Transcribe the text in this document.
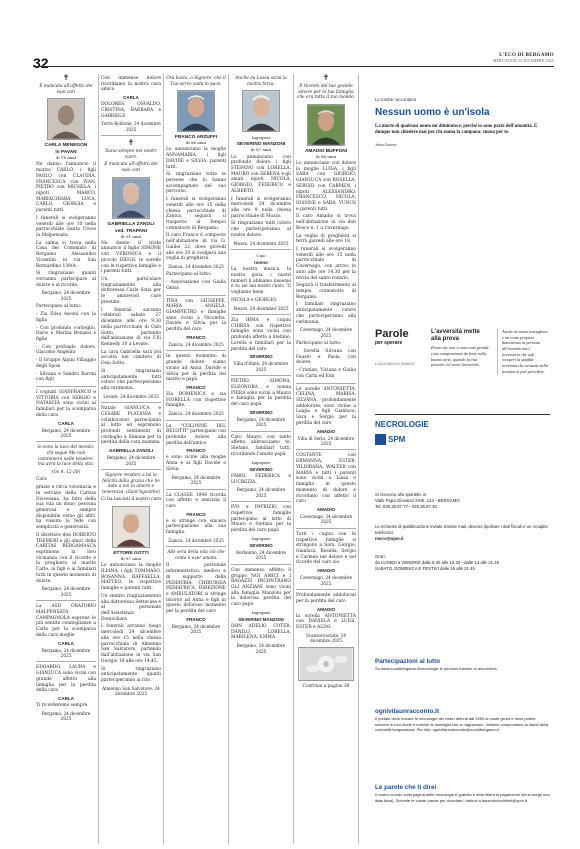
32	L'ECO DI BERGAMO
MERCOLEDÌ 24 DICEMBRE 2025
✝
È mancata all'affetto dei suoi cari
CARLA MENEGON
in PAVAN
di 78 anni
Ne danno l'annuncio il marito CARLO, i figli PAOLO con CLAUDIA, FRANCESCA con IVAN, PIETRO con MICHELA, i nipoti MARCO, MARIACHIARA, LUCA, CARLO, GIORGIA e parenti tutti.
I funerali si svolgeranno venerdì alle ore 10 nella parrocchiale Santa Croce in Malpensata.
La salma si trova nella Casa del Commiato di Bergamo Alessandro Vicentini in via San Bernardino 139/A.
Si ringraziano quanti vorranno partecipare al dolore e al ricordo.
Bergamo, 24 dicembre 2025
Partecipano al lutto:
- Zia Elisa Assoni con la figlia
- Con profondo cordoglio, Dario e Marina Benassi e figlie
- Con profondo dolore, Giacomo Angelini
- Il Gruppo Alpini Villaggio degli Sposi
- Silvana e Sandro Baroni con figli
I cognati GIANFRANCO e VITTORIA con SERGIO e NATASCIA sono vicini ai familiari per la scomparsa della cara
CARLA
Bergamo, 24 dicembre 2025
Io sono la luce del mondo; chi segue Me non camminerà nelle tenebre, ma avrà la luce della vita.
(Gv 8, 12-20)
Cara
grazie e circa volontaria e in servizio della Caritas Diocesana, ha fatto della sua vita un dono; persona generosa e sempre disponibile verso gli altri, ha vissuto la fede con semplicità e generosità.
Il direttore don ROBERTO TREMERI e gli amici della CARITAS BERGAMASCA esprimono la loro vicinanza con il ricordo e la preghiera al marito Carlo, ai figli e ai familiari tutti in questo momento di dolore.
Bergamo, 24 dicembre 2025
La ASD ORATORIO MALPENSATA CAMPAGNOLA esprime le più sentite condoglianze a Carlo per la scomparsa della cara moglie
CARLA
Bergamo, 24 dicembre 2025
EDOARDO, LAURA e GIANLUCA sono vicini con grande affetto alla famiglia per la perdita della cara
CARLA
Ti ricorderemo sempre.
Bergamo, 24 dicembre 2025
Con immenso dolore ricordiamo la nostra cara amica
CARLA
DOLORES, OSVALDO, CRISTINA, BARBARA e GABRIELE.
Torre Boldone, 24 dicembre 2025
✝
Sarai sempre nei nostri cuori.
È mancata all'affetto dei suoi cari
GABRIELLA ZANOLI
ved. TRAPANI
di 91 anni
Ne danno il triste annuncio il figlio SIMONE con VERONICA e il piccolo DIEGO, le sorelle con le rispettive famiglie e i parenti tutti.
Un particolare ringraziamento alla dottoressa Carla Sotis per le amorevoli cure prestate.
I funerali saranno celebrati sabato 27 dicembre alle ore 9.30 nella parrocchiale di Oslo Sotto, partendo dall'abitazione di via F.lli Kennedy 10 a Levate.
La cara Gabriella sarà poi accolta nel cimitero di Osio Sotto.
Si ringraziano anticipatamente tutti coloro che parteciperanno alla cerimonia.
Levate, 24 dicembre 2025
Natale GIANLUCA e CESARE PLATANIA e collaboratori partecipano al lutto ed esprimono profondi sentimenti di cordoglio a Simone per la perdita della cara mamma
GABRIELLA ZANOLI
Bergamo, 24 dicembre 2025
Signore rendere a lui la felicità della grazia che ho dato a noi in amore e tenerezza. (Sant'Agostino)
Ci ha lasciati il nostro caro
ETTORE GOTTI
di 87 anni
Lo annunciano la moglie ILIANA, i figli TOMMASO, ROSANNA, RAFFAELLA, MATTEO, le rispettive famiglie e parenti tutti.
Un sentito ringraziamento alla dottoressa Settecase e al personale dell'Assistenza Domiciliare.
I funerali avranno luogo mercoledì 24 dicembre alle ore 15 nella chiesa parrocchiale di Almenno San Salvatore, partendo dall'abitazione in via San Giorgio 18 alle ore 14.45.
Si ringraziano anticipatamente quanti parteciperanno al rito.
Almenno San Salvatore, 24 dicembre 2025
Ora basta, o Signore, che il Tuo servo vada in pace.
FRANCO ARZUFFI
di 86 anni
Lo annunciano la moglie ANNAMARIA, i figli DAVIDE e SILVIA, parenti tutti.
Si ringraziano tutte le persone che lo hanno accompagnato nel suo percorso.
I funerali si svolgeranno venerdì alle ore 15 nella chiesa parrocchiale di Zanica, seguirà il trasporto al Tempio crematorio di Bergamo.
Il caro Franco è composto nell'abitazione in via G. Galilei 22, dove giovedì alle ore 20 si svolgerà una veglia di preghiera.
Zanica, 24 dicembre 2025
Partecipano al lutto:
- Associazione con Gialla Onlus
TINA con GIUSEPPE, MARIA ANGELA, GIAMPIETRO e famiglie sono vicini a Nicoletta, Davide e Silvia per la perdita del caro
FRANCO
Zanica, 24 dicembre 2025
In questo momento di grande dolore siamo vicino ad Anna, Davide e Silvia per la perdita del marito e papà
FRANCO
Zia DOMENICA e zia FIORELLA con rispettive famiglie.
Zanica, 24 dicembre 2025
La "COLONNE DEL BELOTTI" partecipano con profondo dolore alla perdita dell'amico
FRANCO
e sono vicine alla moglie Anna e ai figli Davide e Silvia.
Bergamo, 24 dicembre 2025
La CLASSE 1944 ricorda con affetto e amicizia il caro
FRANCO
e si stringe con sincera partecipazione alla sua famiglia.
Zanica, 24 dicembre 2025
Alle sera della vita ciò che conta è aver amato.
Il personale infermieristico, medico e di supporto della PEDIATRIA, CHIRURGIA PEDIATRICA, DIREZIONE e AMBULATORI si stringe intorno ad Anna e figli in questo doloroso momento per la perdita del caro
FRANCO
Bergamo, 24 dicembre 2025
Anche da Lassù sarai la nostra forza.
Ingegner
SEVERINO MANZONI
di 87 anni
Lo annunciano con profondo dolore i figli STEFANO con LORELLA, MAURO con SERENA e gli amati nipoti NICOLA, GIORGIO, FEDERICO e ALBERTO.
I funerali si svolgeranno mercoledì 24 dicembre alle ore 9 nella chiesa parrocchiale di Mozzo.
Si ringraziano tutti coloro che parteciperanno al nostro dolore.
Mozzo, 24 dicembre 2025
Ciao
nonno
La nostra musica, la nostra gioia, i nostri numeri li abbiamo insieme e tu sei nei nostri cuori. Ti vogliamo bene.
NICOLA e GIORGIO.
Mozzo, 24 dicembre 2025
Zia IRMA e cugini CHIRSA con rispettive famiglie sono vicini con profondo affetto a Stefano, Lorella e familiari per la perdita del caro
SEVERINO
Villa d'Almè, 24 dicembre 2025
PIETRO, SIMONA, ELEONORA e nonna PIERA sono vicini a Mauro e famiglia per la perdita del caro papà
SEVERINO
Bergamo, 24 dicembre 2025
Caro Mauro, con tanto affetto abbracciamo te, Stefano, familiari tutti, ricordando l'amato papà
Ingegner
SEVERINO
FABIO, FEDERICA e LUCREZIA.
Bergamo, 24 dicembre 2025
IVO e PATRIZIO con rispettive famiglie partecipano al lutto di Mauro e Stefano per la perdita del caro papà
Ingegner
SEVERINO
Berbenno, 24 dicembre 2025
Con immenso affetto il gruppo NOI AMICI e I RAGAZZI INCONTRANO GLI ANZIANI sono vicini alla famiglia Manzoni per la dolorosa perdita del caro papà
Ingegner
SEVERINO MANZONI
DON ADELIO COTER, DANILO, LORELLA, MARILENA, EMMA.
Bergamo, 24 dicembre 2025
✝
Il ricordo del tuo grande amore per la tua famiglia che era tutto il tuo mondo.
AMADIO BUFFONI
di 88 anni
Lo annunciano con dolore la moglie LUISA, i figli SARA con GIORGIO, GIANLUCA con ROSELLA, SERGIO con CARMEN, i nipoti ALESSANDRO, FRANCESCO, NICOLA, IOSSINE e SARA, YUNUS e parenti tutti.
Il caro Amadio si trova nell'abitazione in via don Bosco n. 1 a Cavernago.
La veglia di preghiera si terrà giovedì alle ore 18.
I funerali si svolgeranno venerdì alle ore 15 nella parrocchiale di Cavernago, con arrivo in auto alle ore 14.30 per la recita del santo rosario.
Seguirà il trasferimento al tempio crematorio di Bergamo.
I familiari ringraziano anticipatamente coloro che parteciperanno alla cerimonia.
Cavernago, 24 dicembre 2025
Partecipano al lutto:
- Sorella Silvana con Fausto e Paola, con dolore;
- Cristian, Viviana e Giulia con Carla ed Emi
Le sorelle ANTONIETTA, CELINA, MARISA, SILVANA, profondamente addolorate, sono vicine a Luigia e figli Gianluca, Sara e Sergio per la perdita del caro
AMADIO
Villa di Serio, 24 dicembre 2025
COSTANTE con ERMANNA, ESTER, YILDIRANA, WALTER con MARIA e tutti i parenti sono vicini a Luisa e famiglia in questo momento di dolore e ricordano con affetto il caro
AMADIO
Cavernago, 24 dicembre 2025
Tutti i cugini con le rispettive famiglie si stringono a Sara, Giorgio, Gianluca, Rosella, Sergio e Carmen nel dolore e nel ricordo del caro zio
AMADIO
Cavernago, 24 dicembre 2025
Profondamente addolorati per la perdita del caro
AMADIO
la sorella ANTONIETTA con DANIELA e LUIGI, ESTER e ALDO.
Scanzorosciate, 24 dicembre 2025
Continua a pagina 38
Le tombe raccontano
Nessun uomo è un'isola
La morte di qualsiasi uomo mi diminuisce, perché io sono parte dell'umanità. E dunque non chiedere mai per chi suona la campana: suona per te.
John Donne
Parole
per sperare
LUCIA SAVIOLI BIANCA
L'avversità mette alla prova
Penso che non ci sono una grande cosa compenetrata da forte nella buona sorte, quando la vita procede col vento favorevole.
Anche un uomo travagliato e un vento propizio dimostrano la persona all'incontro ma è necessario che egli recuperi la qualità avvenuta che nessuna della persona si può prevedere.
NECROLOGIE
SPM
Si ricevono allo sportello in:
Viale Papa Giovanni XXIII, 124 - BERGAMO
Tel. 035.35.87.77 - 035.35.87.30
Le richieste di pubblicazione inviate tramite mail, devono riportare i dati fiscali e un recapito telefonico
necro@spm.it
Orari:
da LUNEDÌ a VENERDÌ dalle 8.30 alle 12.30 - dalle 14 alle 21.45
SABATO, DOMENICA E FESTIVI dalle 16 alle 21.45
Partecipazioni al lutto
Su www.ecodibergamo.it/necrologie le persone inserire in autonomia.
ognivitaunracconto.it
Il portale dove trovare le necrologie dei vostri defunti dal 1950 ai nostri giorni e dove potete scrivere le loro storie e inserire le immagini che si ringraziano. Insieme componiamo la storia della comunità bergamasca. Per info: ognivitaunracconto@ecodibergamo.it
Le parole che ti direi
Il vostro ricordo sulla pagina delle necrologie è gratuito e data libera la pagamento sia si scegli una data fissa). Scrivete le vostre parole per ricordare i defunti a leparolechetidirei@spm.it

▶ **What the task asks**
Locate the word "sorelle" in the records and collect each line it appears in.

▶ **Written response**
Ne danno il triste annuncio il figlio SIMONE con VERONICA e il piccolo DIEGO, le sorelle con le rispettive famiglie e i parenti tutti.
Le sorelle ANTONIETTA, CELINA, MARISA, SILVANA, profondamente addolorate, sono vicine a Luigia e figli Gianluca, Sara e Sergio per la perdita del caro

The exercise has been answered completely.